THE INPUT:
>> BEGIN
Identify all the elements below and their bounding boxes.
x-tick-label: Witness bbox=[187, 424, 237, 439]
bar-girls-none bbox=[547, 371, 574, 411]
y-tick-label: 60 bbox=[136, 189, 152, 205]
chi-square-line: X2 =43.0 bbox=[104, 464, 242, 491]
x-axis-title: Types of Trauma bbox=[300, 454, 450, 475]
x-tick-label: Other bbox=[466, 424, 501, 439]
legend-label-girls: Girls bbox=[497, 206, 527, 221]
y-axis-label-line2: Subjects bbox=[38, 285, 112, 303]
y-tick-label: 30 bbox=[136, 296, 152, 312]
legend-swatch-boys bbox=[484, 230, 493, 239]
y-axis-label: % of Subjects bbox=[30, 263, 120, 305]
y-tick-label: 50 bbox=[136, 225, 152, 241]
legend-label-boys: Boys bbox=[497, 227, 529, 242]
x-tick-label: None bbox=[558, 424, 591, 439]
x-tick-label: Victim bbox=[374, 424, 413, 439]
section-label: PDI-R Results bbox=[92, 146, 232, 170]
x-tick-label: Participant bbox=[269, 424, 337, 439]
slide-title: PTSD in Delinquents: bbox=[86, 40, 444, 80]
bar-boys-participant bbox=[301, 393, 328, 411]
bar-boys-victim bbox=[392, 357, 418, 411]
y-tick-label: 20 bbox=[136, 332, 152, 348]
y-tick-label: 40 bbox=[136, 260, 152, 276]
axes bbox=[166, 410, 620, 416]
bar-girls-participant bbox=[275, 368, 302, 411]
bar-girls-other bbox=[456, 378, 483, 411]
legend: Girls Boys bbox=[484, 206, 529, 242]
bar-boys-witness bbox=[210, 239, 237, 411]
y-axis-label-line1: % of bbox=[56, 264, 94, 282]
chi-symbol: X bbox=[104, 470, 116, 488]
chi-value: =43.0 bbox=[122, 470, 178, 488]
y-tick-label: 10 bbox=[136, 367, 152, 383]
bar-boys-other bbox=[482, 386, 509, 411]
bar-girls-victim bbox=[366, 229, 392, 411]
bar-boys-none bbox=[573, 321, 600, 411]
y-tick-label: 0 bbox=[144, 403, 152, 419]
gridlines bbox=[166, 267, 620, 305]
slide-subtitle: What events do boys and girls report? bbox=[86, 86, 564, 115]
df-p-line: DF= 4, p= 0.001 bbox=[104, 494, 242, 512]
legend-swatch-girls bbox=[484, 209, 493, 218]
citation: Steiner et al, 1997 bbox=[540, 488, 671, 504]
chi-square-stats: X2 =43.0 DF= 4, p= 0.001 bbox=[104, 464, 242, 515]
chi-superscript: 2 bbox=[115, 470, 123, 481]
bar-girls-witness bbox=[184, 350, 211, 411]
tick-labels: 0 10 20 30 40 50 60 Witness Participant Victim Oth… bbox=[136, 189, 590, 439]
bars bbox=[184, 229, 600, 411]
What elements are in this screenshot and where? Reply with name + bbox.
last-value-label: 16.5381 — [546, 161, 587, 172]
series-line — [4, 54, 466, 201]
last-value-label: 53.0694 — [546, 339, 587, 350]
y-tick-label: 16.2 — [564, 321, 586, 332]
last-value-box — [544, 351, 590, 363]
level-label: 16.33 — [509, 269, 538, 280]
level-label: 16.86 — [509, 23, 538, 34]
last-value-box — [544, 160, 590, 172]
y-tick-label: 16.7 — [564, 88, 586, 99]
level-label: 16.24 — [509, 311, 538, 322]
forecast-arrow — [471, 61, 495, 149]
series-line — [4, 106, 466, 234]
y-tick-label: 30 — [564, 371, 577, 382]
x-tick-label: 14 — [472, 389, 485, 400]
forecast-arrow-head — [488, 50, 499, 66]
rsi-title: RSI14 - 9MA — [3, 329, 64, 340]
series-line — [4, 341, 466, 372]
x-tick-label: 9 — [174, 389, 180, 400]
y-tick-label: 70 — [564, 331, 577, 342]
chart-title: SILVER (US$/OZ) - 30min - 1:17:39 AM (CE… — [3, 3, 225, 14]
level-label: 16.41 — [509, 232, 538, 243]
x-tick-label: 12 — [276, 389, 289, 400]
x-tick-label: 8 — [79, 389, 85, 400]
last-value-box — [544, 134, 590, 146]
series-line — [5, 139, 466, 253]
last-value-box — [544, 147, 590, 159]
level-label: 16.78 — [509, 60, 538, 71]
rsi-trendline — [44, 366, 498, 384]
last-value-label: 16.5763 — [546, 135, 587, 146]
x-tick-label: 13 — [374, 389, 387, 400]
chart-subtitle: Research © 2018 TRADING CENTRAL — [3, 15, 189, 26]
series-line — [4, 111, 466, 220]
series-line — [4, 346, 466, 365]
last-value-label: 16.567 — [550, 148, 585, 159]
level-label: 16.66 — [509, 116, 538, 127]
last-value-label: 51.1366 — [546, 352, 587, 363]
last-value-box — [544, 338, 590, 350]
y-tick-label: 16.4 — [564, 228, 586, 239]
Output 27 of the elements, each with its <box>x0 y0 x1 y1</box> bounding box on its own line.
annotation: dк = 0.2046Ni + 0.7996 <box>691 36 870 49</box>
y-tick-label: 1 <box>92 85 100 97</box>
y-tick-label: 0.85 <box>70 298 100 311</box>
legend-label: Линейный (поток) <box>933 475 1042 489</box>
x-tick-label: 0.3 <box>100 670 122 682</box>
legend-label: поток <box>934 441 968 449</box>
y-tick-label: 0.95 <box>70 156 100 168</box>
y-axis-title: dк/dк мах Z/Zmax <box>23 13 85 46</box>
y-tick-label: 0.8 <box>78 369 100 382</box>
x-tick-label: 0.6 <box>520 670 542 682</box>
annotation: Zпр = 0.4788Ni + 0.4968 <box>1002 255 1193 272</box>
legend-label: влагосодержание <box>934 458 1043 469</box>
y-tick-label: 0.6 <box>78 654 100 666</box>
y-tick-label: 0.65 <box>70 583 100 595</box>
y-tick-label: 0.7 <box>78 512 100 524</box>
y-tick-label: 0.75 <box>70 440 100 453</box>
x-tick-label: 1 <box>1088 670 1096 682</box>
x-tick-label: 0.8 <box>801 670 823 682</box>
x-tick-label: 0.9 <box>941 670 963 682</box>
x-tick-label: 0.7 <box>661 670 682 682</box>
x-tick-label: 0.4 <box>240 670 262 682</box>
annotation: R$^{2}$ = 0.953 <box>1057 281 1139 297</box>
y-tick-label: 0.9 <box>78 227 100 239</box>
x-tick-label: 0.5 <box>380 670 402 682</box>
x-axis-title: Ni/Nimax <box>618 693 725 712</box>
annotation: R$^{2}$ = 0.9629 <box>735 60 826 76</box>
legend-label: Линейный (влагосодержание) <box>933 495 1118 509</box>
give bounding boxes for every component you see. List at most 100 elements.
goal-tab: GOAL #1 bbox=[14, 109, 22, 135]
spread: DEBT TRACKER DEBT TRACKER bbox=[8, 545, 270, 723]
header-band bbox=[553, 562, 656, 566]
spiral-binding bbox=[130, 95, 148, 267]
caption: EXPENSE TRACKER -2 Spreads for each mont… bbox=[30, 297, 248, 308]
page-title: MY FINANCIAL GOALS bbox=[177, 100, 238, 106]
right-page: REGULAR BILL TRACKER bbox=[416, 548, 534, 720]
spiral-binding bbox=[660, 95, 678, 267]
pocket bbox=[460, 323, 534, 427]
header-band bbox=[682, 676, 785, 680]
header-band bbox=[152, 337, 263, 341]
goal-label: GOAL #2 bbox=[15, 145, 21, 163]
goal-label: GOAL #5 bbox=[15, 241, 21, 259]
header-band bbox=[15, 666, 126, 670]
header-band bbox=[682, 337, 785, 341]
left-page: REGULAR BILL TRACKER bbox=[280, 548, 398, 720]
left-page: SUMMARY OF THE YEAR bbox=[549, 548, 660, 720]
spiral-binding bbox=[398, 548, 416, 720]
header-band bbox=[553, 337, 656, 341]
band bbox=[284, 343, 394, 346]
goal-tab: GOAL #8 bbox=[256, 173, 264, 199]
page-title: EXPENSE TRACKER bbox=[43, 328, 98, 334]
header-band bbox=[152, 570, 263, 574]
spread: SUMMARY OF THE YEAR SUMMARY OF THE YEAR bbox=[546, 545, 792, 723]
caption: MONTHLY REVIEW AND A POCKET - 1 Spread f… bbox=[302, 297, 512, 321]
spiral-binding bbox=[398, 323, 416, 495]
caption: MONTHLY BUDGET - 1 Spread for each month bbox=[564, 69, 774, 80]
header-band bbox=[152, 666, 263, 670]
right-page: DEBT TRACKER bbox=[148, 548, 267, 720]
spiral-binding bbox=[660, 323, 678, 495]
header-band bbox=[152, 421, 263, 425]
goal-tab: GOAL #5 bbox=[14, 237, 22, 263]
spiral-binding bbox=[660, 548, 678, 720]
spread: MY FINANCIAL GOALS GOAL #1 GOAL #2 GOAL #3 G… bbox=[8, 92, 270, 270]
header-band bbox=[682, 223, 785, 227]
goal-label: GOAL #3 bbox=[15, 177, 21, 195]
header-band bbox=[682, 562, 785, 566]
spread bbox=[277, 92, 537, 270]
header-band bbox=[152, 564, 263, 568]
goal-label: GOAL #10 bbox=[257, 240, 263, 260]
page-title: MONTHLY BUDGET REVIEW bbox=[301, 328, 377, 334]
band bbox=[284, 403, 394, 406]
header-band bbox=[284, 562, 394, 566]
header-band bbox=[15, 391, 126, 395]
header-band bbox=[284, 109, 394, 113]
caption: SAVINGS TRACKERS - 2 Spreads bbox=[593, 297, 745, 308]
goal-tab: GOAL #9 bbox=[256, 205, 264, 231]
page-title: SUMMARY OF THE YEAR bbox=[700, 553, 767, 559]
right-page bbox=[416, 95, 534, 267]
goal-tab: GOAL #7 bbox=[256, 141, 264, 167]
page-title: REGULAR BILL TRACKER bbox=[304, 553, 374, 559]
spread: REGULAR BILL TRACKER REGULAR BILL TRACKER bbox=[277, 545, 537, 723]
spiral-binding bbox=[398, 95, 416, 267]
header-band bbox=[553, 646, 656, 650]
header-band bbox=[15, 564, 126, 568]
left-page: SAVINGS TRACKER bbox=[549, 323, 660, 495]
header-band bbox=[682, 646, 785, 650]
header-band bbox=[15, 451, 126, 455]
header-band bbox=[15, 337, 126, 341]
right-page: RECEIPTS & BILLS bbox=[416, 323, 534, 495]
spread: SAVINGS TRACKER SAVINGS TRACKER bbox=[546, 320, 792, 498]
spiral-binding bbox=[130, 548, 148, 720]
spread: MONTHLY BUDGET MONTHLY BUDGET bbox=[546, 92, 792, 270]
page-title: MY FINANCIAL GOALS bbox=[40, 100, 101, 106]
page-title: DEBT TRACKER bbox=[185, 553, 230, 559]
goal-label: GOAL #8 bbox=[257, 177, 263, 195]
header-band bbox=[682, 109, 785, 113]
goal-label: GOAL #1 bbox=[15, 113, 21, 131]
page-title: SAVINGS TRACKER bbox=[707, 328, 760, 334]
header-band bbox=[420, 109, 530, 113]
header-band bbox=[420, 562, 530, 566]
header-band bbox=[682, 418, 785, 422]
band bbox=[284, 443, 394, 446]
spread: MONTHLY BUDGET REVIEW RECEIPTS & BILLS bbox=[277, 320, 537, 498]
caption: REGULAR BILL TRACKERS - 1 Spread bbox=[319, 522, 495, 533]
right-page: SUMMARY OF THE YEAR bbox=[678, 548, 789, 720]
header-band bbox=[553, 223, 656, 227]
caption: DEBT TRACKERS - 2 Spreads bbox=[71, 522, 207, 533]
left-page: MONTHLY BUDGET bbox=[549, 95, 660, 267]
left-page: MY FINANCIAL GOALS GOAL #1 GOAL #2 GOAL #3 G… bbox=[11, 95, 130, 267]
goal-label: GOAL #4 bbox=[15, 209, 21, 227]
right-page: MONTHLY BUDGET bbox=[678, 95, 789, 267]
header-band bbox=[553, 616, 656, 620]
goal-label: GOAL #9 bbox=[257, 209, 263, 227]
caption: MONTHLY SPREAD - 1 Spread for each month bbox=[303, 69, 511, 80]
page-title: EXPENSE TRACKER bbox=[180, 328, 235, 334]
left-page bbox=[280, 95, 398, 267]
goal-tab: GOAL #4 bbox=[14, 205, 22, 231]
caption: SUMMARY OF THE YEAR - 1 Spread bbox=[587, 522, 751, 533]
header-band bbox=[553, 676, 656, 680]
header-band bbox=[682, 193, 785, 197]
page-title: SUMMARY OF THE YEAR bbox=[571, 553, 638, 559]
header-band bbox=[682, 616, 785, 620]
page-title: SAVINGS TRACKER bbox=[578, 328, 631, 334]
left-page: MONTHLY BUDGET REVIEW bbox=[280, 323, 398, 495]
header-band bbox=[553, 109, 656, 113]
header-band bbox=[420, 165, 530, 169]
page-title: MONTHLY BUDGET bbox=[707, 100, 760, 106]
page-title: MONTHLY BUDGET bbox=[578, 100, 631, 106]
>> END
Copy the lines above word for word, from the very first one through the line that contains "legend-swatch-girls bbox=[484, 209, 493, 218]".

FINISHED ANSWER:
Identify all the elements below and their bounding boxes.
x-tick-label: Witness bbox=[187, 424, 237, 439]
bar-girls-none bbox=[547, 371, 574, 411]
y-tick-label: 60 bbox=[136, 189, 152, 205]
chi-square-line: X2 =43.0 bbox=[104, 464, 242, 491]
x-axis-title: Types of Trauma bbox=[300, 454, 450, 475]
x-tick-label: Other bbox=[466, 424, 501, 439]
legend-label-girls: Girls bbox=[497, 206, 527, 221]
y-axis-label-line2: Subjects bbox=[38, 285, 112, 303]
y-tick-label: 30 bbox=[136, 296, 152, 312]
legend-swatch-boys bbox=[484, 230, 493, 239]
y-axis-label: % of Subjects bbox=[30, 263, 120, 305]
y-tick-label: 50 bbox=[136, 225, 152, 241]
legend-label-boys: Boys bbox=[497, 227, 529, 242]
x-tick-label: None bbox=[558, 424, 591, 439]
x-tick-label: Victim bbox=[374, 424, 413, 439]
section-label: PDI-R Results bbox=[92, 146, 232, 170]
x-tick-label: Participant bbox=[269, 424, 337, 439]
slide-title: PTSD in Delinquents: bbox=[86, 40, 444, 80]
bar-boys-participant bbox=[301, 393, 328, 411]
bar-boys-victim bbox=[392, 357, 418, 411]
y-tick-label: 20 bbox=[136, 332, 152, 348]
y-tick-label: 40 bbox=[136, 260, 152, 276]
axes bbox=[166, 410, 620, 416]
bar-girls-participant bbox=[275, 368, 302, 411]
bar-girls-other bbox=[456, 378, 483, 411]
legend: Girls Boys bbox=[484, 206, 529, 242]
bar-boys-witness bbox=[210, 239, 237, 411]
y-axis-label-line1: % of bbox=[56, 264, 94, 282]
chi-symbol: X bbox=[104, 470, 116, 488]
chi-value: =43.0 bbox=[122, 470, 178, 488]
y-tick-label: 10 bbox=[136, 367, 152, 383]
bar-boys-other bbox=[482, 386, 509, 411]
bar-girls-victim bbox=[366, 229, 392, 411]
bar-boys-none bbox=[573, 321, 600, 411]
y-tick-label: 0 bbox=[144, 403, 152, 419]
gridlines bbox=[166, 267, 620, 305]
slide-subtitle: What events do boys and girls report? bbox=[86, 86, 564, 115]
df-p-line: DF= 4, p= 0.001 bbox=[104, 494, 242, 512]
legend-swatch-girls bbox=[484, 209, 493, 218]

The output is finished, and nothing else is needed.